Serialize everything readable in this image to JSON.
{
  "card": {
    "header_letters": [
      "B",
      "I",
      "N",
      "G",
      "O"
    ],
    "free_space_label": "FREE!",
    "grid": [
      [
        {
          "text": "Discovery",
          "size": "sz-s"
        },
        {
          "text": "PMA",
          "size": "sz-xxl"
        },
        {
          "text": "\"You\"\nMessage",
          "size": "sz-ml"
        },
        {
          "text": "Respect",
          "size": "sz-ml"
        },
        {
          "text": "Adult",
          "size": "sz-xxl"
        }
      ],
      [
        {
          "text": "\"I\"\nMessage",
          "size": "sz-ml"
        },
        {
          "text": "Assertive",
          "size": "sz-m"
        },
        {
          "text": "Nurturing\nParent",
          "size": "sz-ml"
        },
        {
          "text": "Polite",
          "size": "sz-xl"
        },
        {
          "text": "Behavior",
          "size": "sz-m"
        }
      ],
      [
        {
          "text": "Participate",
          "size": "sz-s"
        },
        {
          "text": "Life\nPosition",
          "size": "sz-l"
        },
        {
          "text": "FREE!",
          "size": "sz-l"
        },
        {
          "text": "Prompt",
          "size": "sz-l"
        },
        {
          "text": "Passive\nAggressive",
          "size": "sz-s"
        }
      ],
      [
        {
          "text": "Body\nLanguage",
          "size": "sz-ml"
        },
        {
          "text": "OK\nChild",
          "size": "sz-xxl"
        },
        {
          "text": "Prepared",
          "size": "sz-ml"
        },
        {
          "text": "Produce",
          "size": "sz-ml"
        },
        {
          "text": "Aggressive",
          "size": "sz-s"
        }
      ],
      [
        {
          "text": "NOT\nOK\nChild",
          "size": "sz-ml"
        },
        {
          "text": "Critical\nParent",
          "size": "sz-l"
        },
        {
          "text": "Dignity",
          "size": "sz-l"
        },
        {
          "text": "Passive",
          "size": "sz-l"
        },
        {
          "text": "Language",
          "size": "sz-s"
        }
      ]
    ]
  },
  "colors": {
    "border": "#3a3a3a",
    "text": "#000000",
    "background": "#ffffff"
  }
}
·····
> [Stated problem] Transcribe the material above word for word.

> [Written response]
Serialize everything readable in this image to JSON.
{
  "card": {
    "header_letters": [
      "B",
      "I",
      "N",
      "G",
      "O"
    ],
    "free_space_label": "FREE!",
    "grid": [
      [
        {
          "text": "Discovery",
          "size": "sz-s"
        },
        {
          "text": "PMA",
          "size": "sz-xxl"
        },
        {
          "text": "\"You\"\nMessage",
          "size": "sz-ml"
        },
        {
          "text": "Respect",
          "size": "sz-ml"
        },
        {
          "text": "Adult",
          "size": "sz-xxl"
        }
      ],
      [
        {
          "text": "\"I\"\nMessage",
          "size": "sz-ml"
        },
        {
          "text": "Assertive",
          "size": "sz-m"
        },
        {
          "text": "Nurturing\nParent",
          "size": "sz-ml"
        },
        {
          "text": "Polite",
          "size": "sz-xl"
        },
        {
          "text": "Behavior",
          "size": "sz-m"
        }
      ],
      [
        {
          "text": "Participate",
          "size": "sz-s"
        },
        {
          "text": "Life\nPosition",
          "size": "sz-l"
        },
        {
          "text": "FREE!",
          "size": "sz-l"
        },
        {
          "text": "Prompt",
          "size": "sz-l"
        },
        {
          "text": "Passive\nAggressive",
          "size": "sz-s"
        }
      ],
      [
        {
          "text": "Body\nLanguage",
          "size": "sz-ml"
        },
        {
          "text": "OK\nChild",
          "size": "sz-xxl"
        },
        {
          "text": "Prepared",
          "size": "sz-ml"
        },
        {
          "text": "Produce",
          "size": "sz-ml"
        },
        {
          "text": "Aggressive",
          "size": "sz-s"
        }
      ],
      [
        {
          "text": "NOT\nOK\nChild",
          "size": "sz-ml"
        },
        {
          "text": "Critical\nParent",
          "size": "sz-l"
        },
        {
          "text": "Dignity",
          "size": "sz-l"
        },
        {
          "text": "Passive",
          "size": "sz-l"
        },
        {
          "text": "Language",
          "size": "sz-s"
        }
      ]
    ]
  },
  "colors": {
    "border": "#3a3a3a",
    "text": "#000000",
    "background": "#ffffff"
  }
}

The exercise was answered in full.